CHALLENGE: Repeat the material below exactly, line for line.

PROVIDED INFORMATION:

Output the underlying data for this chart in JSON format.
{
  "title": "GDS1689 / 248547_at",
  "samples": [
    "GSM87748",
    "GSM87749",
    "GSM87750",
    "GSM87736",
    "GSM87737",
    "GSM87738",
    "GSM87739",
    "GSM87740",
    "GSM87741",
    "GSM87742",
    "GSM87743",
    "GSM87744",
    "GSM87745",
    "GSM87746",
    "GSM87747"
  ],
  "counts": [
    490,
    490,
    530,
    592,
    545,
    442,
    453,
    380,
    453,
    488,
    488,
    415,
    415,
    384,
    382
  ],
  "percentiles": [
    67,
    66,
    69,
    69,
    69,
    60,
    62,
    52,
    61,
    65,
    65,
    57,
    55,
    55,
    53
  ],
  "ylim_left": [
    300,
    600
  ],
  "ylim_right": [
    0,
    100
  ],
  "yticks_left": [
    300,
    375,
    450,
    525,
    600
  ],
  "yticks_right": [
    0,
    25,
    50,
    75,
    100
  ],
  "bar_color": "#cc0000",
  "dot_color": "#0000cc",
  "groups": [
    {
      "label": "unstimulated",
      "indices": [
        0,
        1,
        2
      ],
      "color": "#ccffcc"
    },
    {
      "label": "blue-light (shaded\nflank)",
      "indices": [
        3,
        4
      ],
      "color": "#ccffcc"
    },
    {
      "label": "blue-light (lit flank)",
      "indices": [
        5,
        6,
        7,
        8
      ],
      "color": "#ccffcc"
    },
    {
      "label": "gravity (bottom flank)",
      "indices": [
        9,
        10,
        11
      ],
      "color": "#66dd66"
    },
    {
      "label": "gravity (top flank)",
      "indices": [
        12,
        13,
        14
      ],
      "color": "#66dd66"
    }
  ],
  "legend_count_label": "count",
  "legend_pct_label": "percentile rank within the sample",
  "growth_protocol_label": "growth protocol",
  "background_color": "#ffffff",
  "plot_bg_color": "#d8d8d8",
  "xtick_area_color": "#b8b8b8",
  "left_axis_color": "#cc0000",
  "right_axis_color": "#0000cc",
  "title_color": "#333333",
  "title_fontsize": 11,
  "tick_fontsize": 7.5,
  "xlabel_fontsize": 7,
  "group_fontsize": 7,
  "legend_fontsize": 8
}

OUTPUT BELOW:
Output the underlying data for this chart in JSON format.
{
  "title": "GDS1689 / 248547_at",
  "samples": [
    "GSM87748",
    "GSM87749",
    "GSM87750",
    "GSM87736",
    "GSM87737",
    "GSM87738",
    "GSM87739",
    "GSM87740",
    "GSM87741",
    "GSM87742",
    "GSM87743",
    "GSM87744",
    "GSM87745",
    "GSM87746",
    "GSM87747"
  ],
  "counts": [
    490,
    490,
    530,
    592,
    545,
    442,
    453,
    380,
    453,
    488,
    488,
    415,
    415,
    384,
    382
  ],
  "percentiles": [
    67,
    66,
    69,
    69,
    69,
    60,
    62,
    52,
    61,
    65,
    65,
    57,
    55,
    55,
    53
  ],
  "ylim_left": [
    300,
    600
  ],
  "ylim_right": [
    0,
    100
  ],
  "yticks_left": [
    300,
    375,
    450,
    525,
    600
  ],
  "yticks_right": [
    0,
    25,
    50,
    75,
    100
  ],
  "bar_color": "#cc0000",
  "dot_color": "#0000cc",
  "groups": [
    {
      "label": "unstimulated",
      "indices": [
        0,
        1,
        2
      ],
      "color": "#ccffcc"
    },
    {
      "label": "blue-light (shaded\nflank)",
      "indices": [
        3,
        4
      ],
      "color": "#ccffcc"
    },
    {
      "label": "blue-light (lit flank)",
      "indices": [
        5,
        6,
        7,
        8
      ],
      "color": "#ccffcc"
    },
    {
      "label": "gravity (bottom flank)",
      "indices": [
        9,
        10,
        11
      ],
      "color": "#66dd66"
    },
    {
      "label": "gravity (top flank)",
      "indices": [
        12,
        13,
        14
      ],
      "color": "#66dd66"
    }
  ],
  "legend_count_label": "count",
  "legend_pct_label": "percentile rank within the sample",
  "growth_protocol_label": "growth protocol",
  "background_color": "#ffffff",
  "plot_bg_color": "#d8d8d8",
  "xtick_area_color": "#b8b8b8",
  "left_axis_color": "#cc0000",
  "right_axis_color": "#0000cc",
  "title_color": "#333333",
  "title_fontsize": 11,
  "tick_fontsize": 7.5,
  "xlabel_fontsize": 7,
  "group_fontsize": 7,
  "legend_fontsize": 8
}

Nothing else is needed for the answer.